■ Working data
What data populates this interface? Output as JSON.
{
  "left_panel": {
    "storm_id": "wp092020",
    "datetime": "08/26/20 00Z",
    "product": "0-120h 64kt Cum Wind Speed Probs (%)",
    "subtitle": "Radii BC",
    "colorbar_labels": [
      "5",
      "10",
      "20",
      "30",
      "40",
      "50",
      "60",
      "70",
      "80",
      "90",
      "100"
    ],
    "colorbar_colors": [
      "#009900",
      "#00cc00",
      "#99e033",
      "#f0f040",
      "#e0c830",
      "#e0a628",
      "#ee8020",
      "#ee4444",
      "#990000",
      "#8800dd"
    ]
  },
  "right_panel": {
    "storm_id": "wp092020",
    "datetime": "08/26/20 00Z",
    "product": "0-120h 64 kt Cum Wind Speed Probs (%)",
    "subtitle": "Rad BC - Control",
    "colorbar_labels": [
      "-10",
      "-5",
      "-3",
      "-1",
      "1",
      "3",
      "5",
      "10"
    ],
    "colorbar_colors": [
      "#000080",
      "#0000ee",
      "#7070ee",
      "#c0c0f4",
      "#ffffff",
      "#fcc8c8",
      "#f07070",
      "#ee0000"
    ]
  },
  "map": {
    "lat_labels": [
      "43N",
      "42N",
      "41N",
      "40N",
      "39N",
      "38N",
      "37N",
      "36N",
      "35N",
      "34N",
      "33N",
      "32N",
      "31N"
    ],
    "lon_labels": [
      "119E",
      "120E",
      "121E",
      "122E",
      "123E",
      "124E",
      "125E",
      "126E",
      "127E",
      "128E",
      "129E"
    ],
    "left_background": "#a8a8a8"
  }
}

■ Your objective
Quote each line of the listing above exactly.

■ Response below
What data populates this interface? Output as JSON.
{
  "left_panel": {
    "storm_id": "wp092020",
    "datetime": "08/26/20 00Z",
    "product": "0-120h 64kt Cum Wind Speed Probs (%)",
    "subtitle": "Radii BC",
    "colorbar_labels": [
      "5",
      "10",
      "20",
      "30",
      "40",
      "50",
      "60",
      "70",
      "80",
      "90",
      "100"
    ],
    "colorbar_colors": [
      "#009900",
      "#00cc00",
      "#99e033",
      "#f0f040",
      "#e0c830",
      "#e0a628",
      "#ee8020",
      "#ee4444",
      "#990000",
      "#8800dd"
    ]
  },
  "right_panel": {
    "storm_id": "wp092020",
    "datetime": "08/26/20 00Z",
    "product": "0-120h 64 kt Cum Wind Speed Probs (%)",
    "subtitle": "Rad BC - Control",
    "colorbar_labels": [
      "-10",
      "-5",
      "-3",
      "-1",
      "1",
      "3",
      "5",
      "10"
    ],
    "colorbar_colors": [
      "#000080",
      "#0000ee",
      "#7070ee",
      "#c0c0f4",
      "#ffffff",
      "#fcc8c8",
      "#f07070",
      "#ee0000"
    ]
  },
  "map": {
    "lat_labels": [
      "43N",
      "42N",
      "41N",
      "40N",
      "39N",
      "38N",
      "37N",
      "36N",
      "35N",
      "34N",
      "33N",
      "32N",
      "31N"
    ],
    "lon_labels": [
      "119E",
      "120E",
      "121E",
      "122E",
      "123E",
      "124E",
      "125E",
      "126E",
      "127E",
      "128E",
      "129E"
    ],
    "left_background": "#a8a8a8"
  }
}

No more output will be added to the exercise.